§ SHORT EXERCISE: Reproduce all the entries exactly and keep the pictures out.

§ SUPPLIED DATA:
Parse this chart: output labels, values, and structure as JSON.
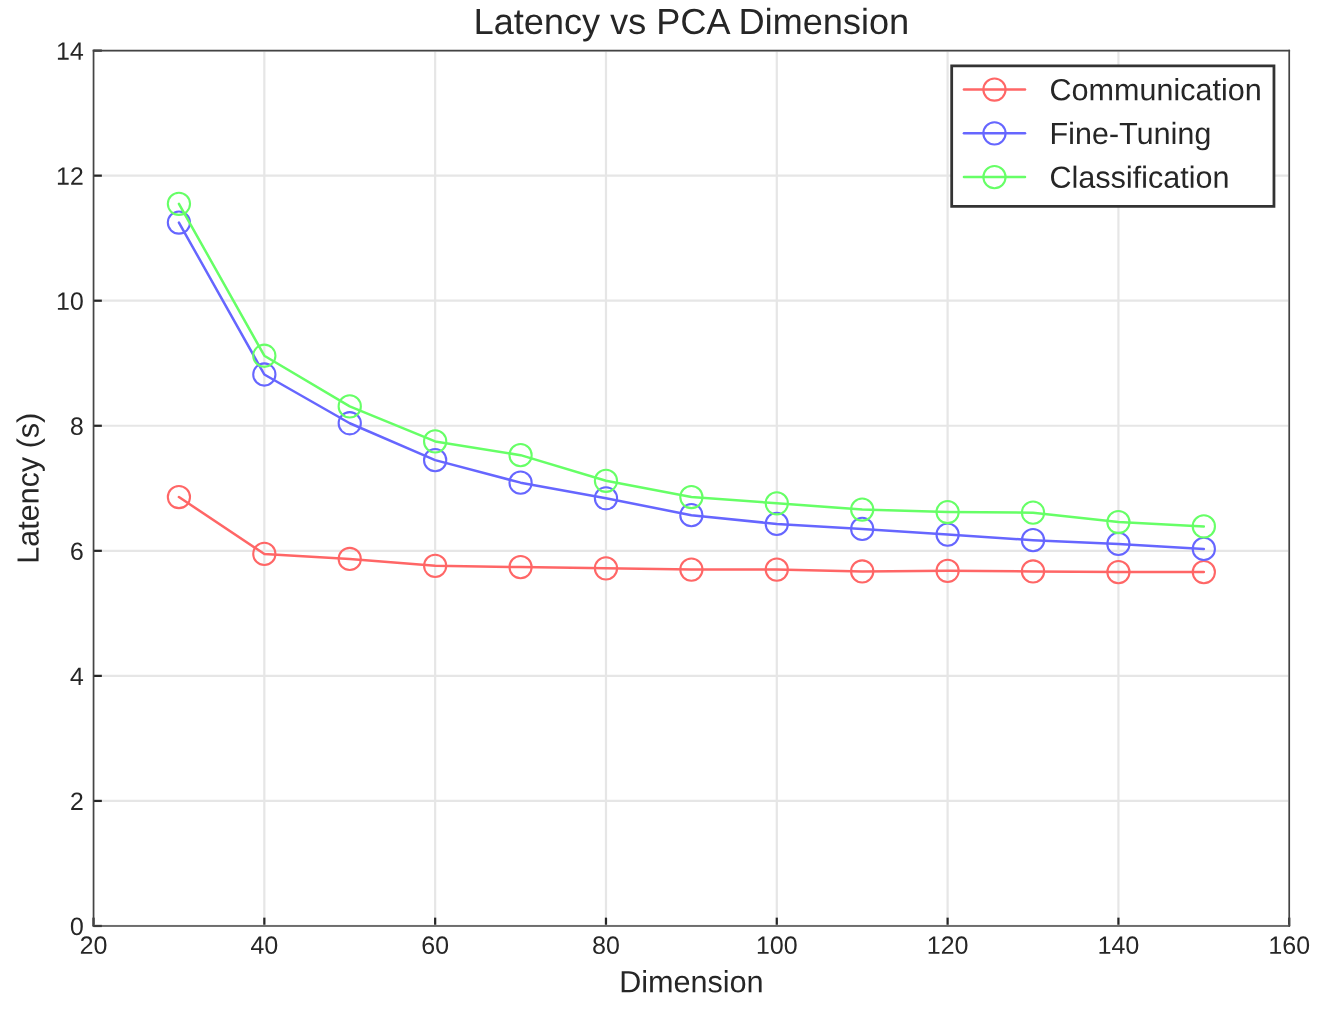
{
  "chart_data": {
    "type": "line",
    "title": "Latency vs PCA Dimension",
    "xlabel": "Dimension",
    "ylabel": "Latency (s)",
    "x": [
      30,
      40,
      50,
      60,
      70,
      80,
      90,
      100,
      110,
      120,
      130,
      140,
      150
    ],
    "series": [
      {
        "name": "Communication",
        "color": "#ff6666",
        "values": [
          6.86,
          5.95,
          5.87,
          5.76,
          5.74,
          5.72,
          5.7,
          5.7,
          5.67,
          5.68,
          5.67,
          5.66,
          5.66
        ]
      },
      {
        "name": "Fine-Tuning",
        "color": "#6666ff",
        "values": [
          11.25,
          8.82,
          8.04,
          7.45,
          7.09,
          6.84,
          6.57,
          6.43,
          6.35,
          6.26,
          6.17,
          6.11,
          6.03
        ]
      },
      {
        "name": "Classification",
        "color": "#66ff66",
        "values": [
          11.55,
          9.12,
          8.31,
          7.75,
          7.53,
          7.12,
          6.86,
          6.76,
          6.66,
          6.62,
          6.61,
          6.46,
          6.39
        ]
      }
    ],
    "xlim": [
      20,
      160
    ],
    "xticks": [
      20,
      40,
      60,
      80,
      100,
      120,
      140,
      160
    ],
    "ylim": [
      0,
      14
    ],
    "yticks": [
      0,
      2,
      4,
      6,
      8,
      10,
      12,
      14
    ],
    "grid": true,
    "legend": "top right",
    "marker": "circle",
    "line_style": "solid"
  }
}
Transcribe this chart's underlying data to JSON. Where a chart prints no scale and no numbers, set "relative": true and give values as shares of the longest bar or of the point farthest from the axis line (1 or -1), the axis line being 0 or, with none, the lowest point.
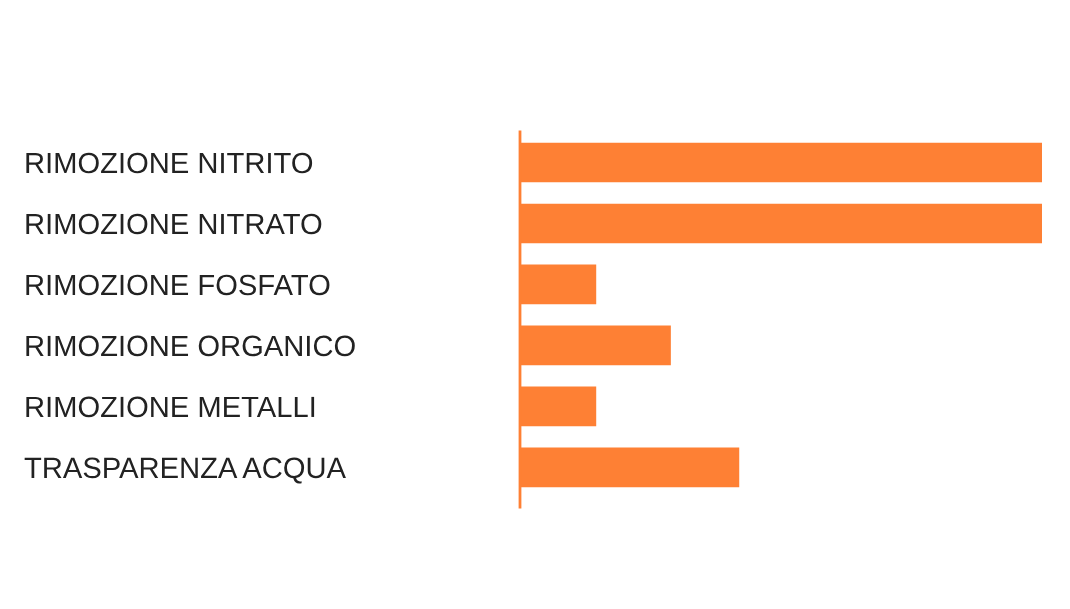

§ THE SOLUTION:
Parse this chart: output labels, values, and structure as JSON.
{
  "chart_data": {
    "type": "line",
    "title": "Latency vs PCA Dimension",
    "xlabel": "Dimension",
    "ylabel": "Latency (s)",
    "x": [
      30,
      40,
      50,
      60,
      70,
      80,
      90,
      100,
      110,
      120,
      130,
      140,
      150
    ],
    "series": [
      {
        "name": "Communication",
        "color": "#ff6666",
        "values": [
          6.86,
          5.95,
          5.87,
          5.76,
          5.74,
          5.72,
          5.7,
          5.7,
          5.67,
          5.68,
          5.67,
          5.66,
          5.66
        ]
      },
      {
        "name": "Fine-Tuning",
        "color": "#6666ff",
        "values": [
          11.25,
          8.82,
          8.04,
          7.45,
          7.09,
          6.84,
          6.57,
          6.43,
          6.35,
          6.26,
          6.17,
          6.11,
          6.03
        ]
      },
      {
        "name": "Classification",
        "color": "#66ff66",
        "values": [
          11.55,
          9.12,
          8.31,
          7.75,
          7.53,
          7.12,
          6.86,
          6.76,
          6.66,
          6.62,
          6.61,
          6.46,
          6.39
        ]
      }
    ],
    "xlim": [
      20,
      160
    ],
    "xticks": [
      20,
      40,
      60,
      80,
      100,
      120,
      140,
      160
    ],
    "ylim": [
      0,
      14
    ],
    "yticks": [
      0,
      2,
      4,
      6,
      8,
      10,
      12,
      14
    ],
    "grid": true,
    "legend": "top right",
    "marker": "circle",
    "line_style": "solid"
  }
}
Transcribe this chart's underlying data to JSON. Where a chart prints no scale and no numbers, set "relative": true and give values as shares of the longest bar or of the point farthest from the axis line (1 or -1), the axis line being 0 or, with none, the lowest point.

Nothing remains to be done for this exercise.